[start]

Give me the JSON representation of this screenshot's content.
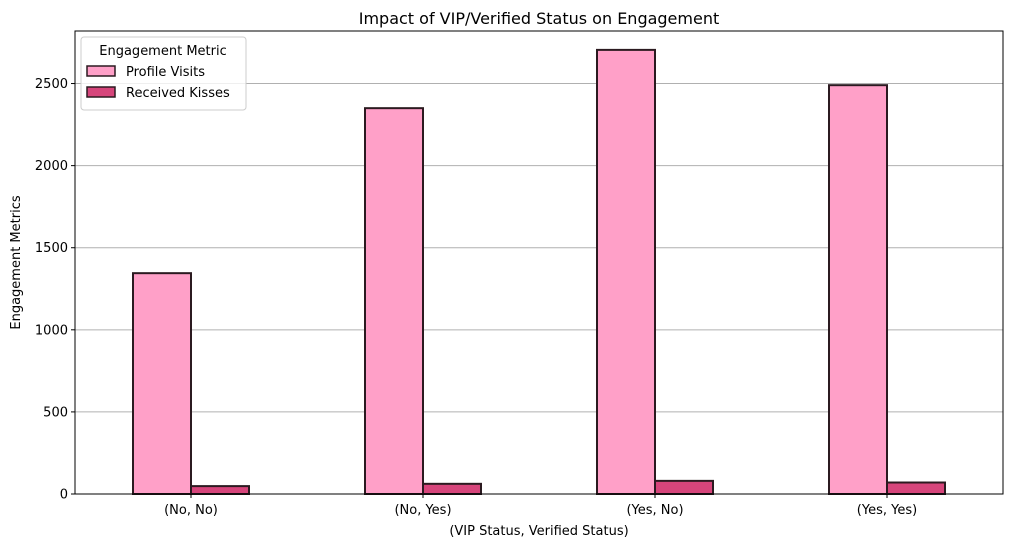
{
  "chart_data": {
    "type": "bar",
    "title": "Impact of VIP/Verified Status on Engagement",
    "xlabel": "(VIP Status, Verified Status)",
    "ylabel": "Engagement Metrics",
    "categories": [
      "(No, No)",
      "(No, Yes)",
      "(Yes, No)",
      "(Yes, Yes)"
    ],
    "ylim": [
      0,
      2820
    ],
    "yticks": [
      0,
      500,
      1000,
      1500,
      2000,
      2500
    ],
    "grid": "y",
    "legend": {
      "title": "Engagement Metric",
      "placement": "top-left"
    },
    "series": [
      {
        "name": "Profile Visits",
        "color": "#ffa0c8",
        "values": [
          1345,
          2350,
          2705,
          2490
        ]
      },
      {
        "name": "Received Kisses",
        "color": "#d6457b",
        "values": [
          48,
          62,
          80,
          70
        ]
      }
    ],
    "edge_color": "#2b1a20"
  }
}
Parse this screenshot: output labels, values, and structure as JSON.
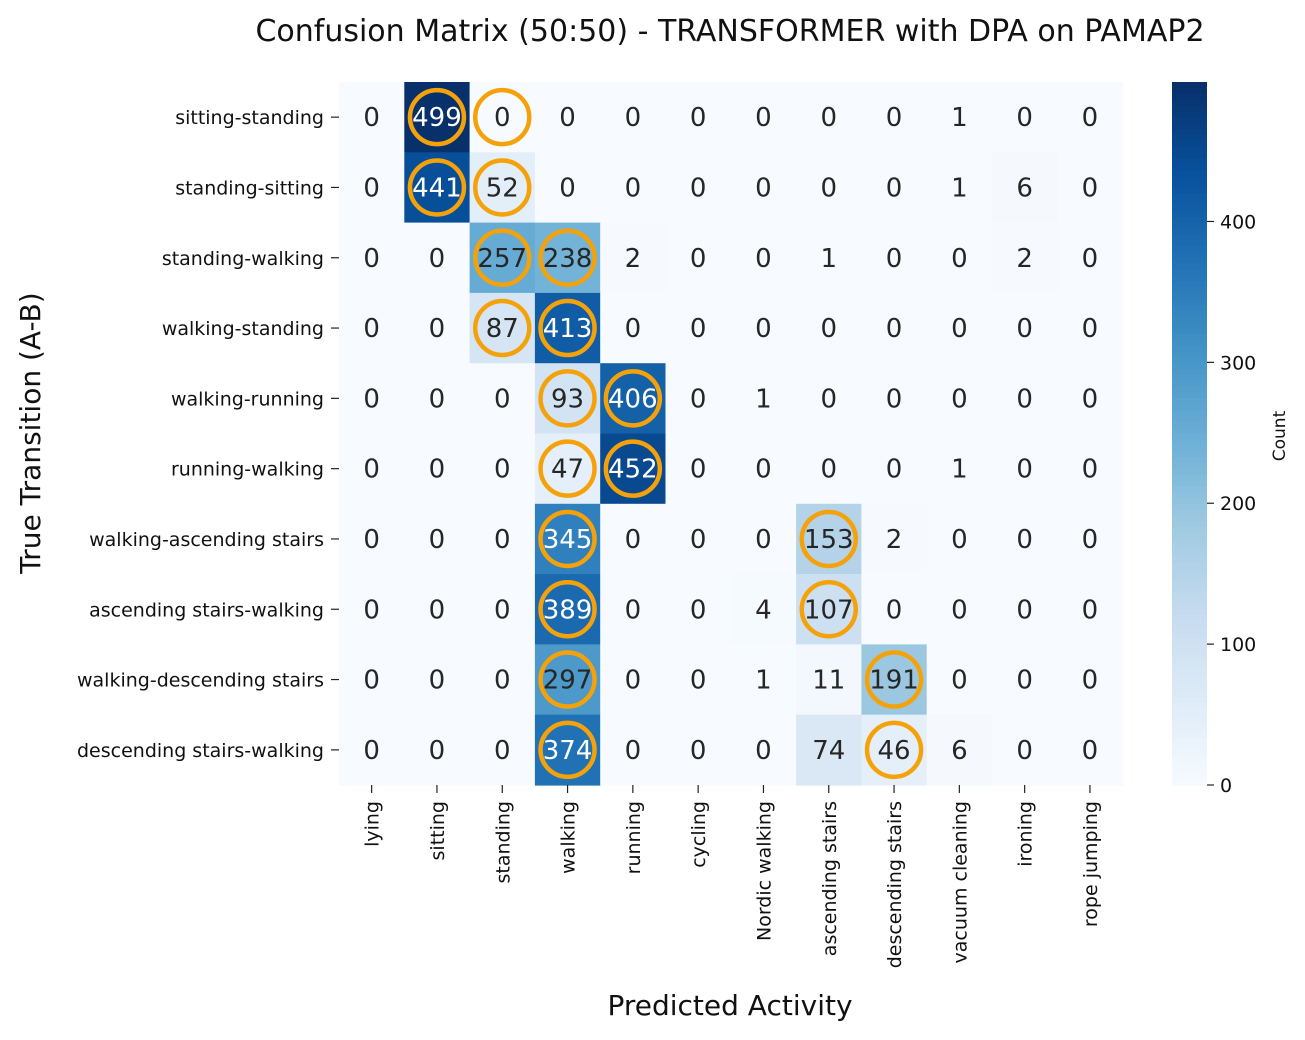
{
  "chart_data": {
    "type": "heatmap",
    "title": "Confusion Matrix (50:50) - TRANSFORMER with DPA on PAMAP2",
    "xlabel": "Predicted Activity",
    "ylabel": "True Transition (A-B)",
    "colorbar_label": "Count",
    "colorbar_ticks": [
      0,
      100,
      200,
      300,
      400
    ],
    "colorbar_range": [
      0,
      499
    ],
    "colormap": "Blues",
    "highlight_color": "#f5a20a",
    "x_categories": [
      "lying",
      "sitting",
      "standing",
      "walking",
      "running",
      "cycling",
      "Nordic walking",
      "ascending stairs",
      "descending stairs",
      "vacuum cleaning",
      "ironing",
      "rope jumping"
    ],
    "y_categories": [
      "sitting-standing",
      "standing-sitting",
      "standing-walking",
      "walking-standing",
      "walking-running",
      "running-walking",
      "walking-ascending stairs",
      "ascending stairs-walking",
      "walking-descending stairs",
      "descending stairs-walking"
    ],
    "values": [
      [
        0,
        499,
        0,
        0,
        0,
        0,
        0,
        0,
        0,
        1,
        0,
        0
      ],
      [
        0,
        441,
        52,
        0,
        0,
        0,
        0,
        0,
        0,
        1,
        6,
        0
      ],
      [
        0,
        0,
        257,
        238,
        2,
        0,
        0,
        1,
        0,
        0,
        2,
        0
      ],
      [
        0,
        0,
        87,
        413,
        0,
        0,
        0,
        0,
        0,
        0,
        0,
        0
      ],
      [
        0,
        0,
        0,
        93,
        406,
        0,
        1,
        0,
        0,
        0,
        0,
        0
      ],
      [
        0,
        0,
        0,
        47,
        452,
        0,
        0,
        0,
        0,
        1,
        0,
        0
      ],
      [
        0,
        0,
        0,
        345,
        0,
        0,
        0,
        153,
        2,
        0,
        0,
        0
      ],
      [
        0,
        0,
        0,
        389,
        0,
        0,
        4,
        107,
        0,
        0,
        0,
        0
      ],
      [
        0,
        0,
        0,
        297,
        0,
        0,
        1,
        11,
        191,
        0,
        0,
        0
      ],
      [
        0,
        0,
        0,
        374,
        0,
        0,
        0,
        74,
        46,
        6,
        0,
        0
      ]
    ],
    "highlighted_cells": [
      [
        0,
        1
      ],
      [
        0,
        2
      ],
      [
        1,
        1
      ],
      [
        1,
        2
      ],
      [
        2,
        2
      ],
      [
        2,
        3
      ],
      [
        3,
        2
      ],
      [
        3,
        3
      ],
      [
        4,
        3
      ],
      [
        4,
        4
      ],
      [
        5,
        3
      ],
      [
        5,
        4
      ],
      [
        6,
        3
      ],
      [
        6,
        7
      ],
      [
        7,
        3
      ],
      [
        7,
        7
      ],
      [
        8,
        3
      ],
      [
        8,
        8
      ],
      [
        9,
        3
      ],
      [
        9,
        8
      ]
    ]
  }
}
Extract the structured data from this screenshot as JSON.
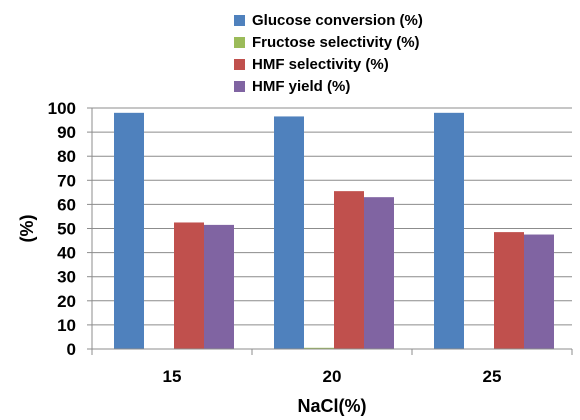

[end]

[Exercise description]
Give the number of lines that hold the word "title" in these records, with nothing added.

[Exercise response]
3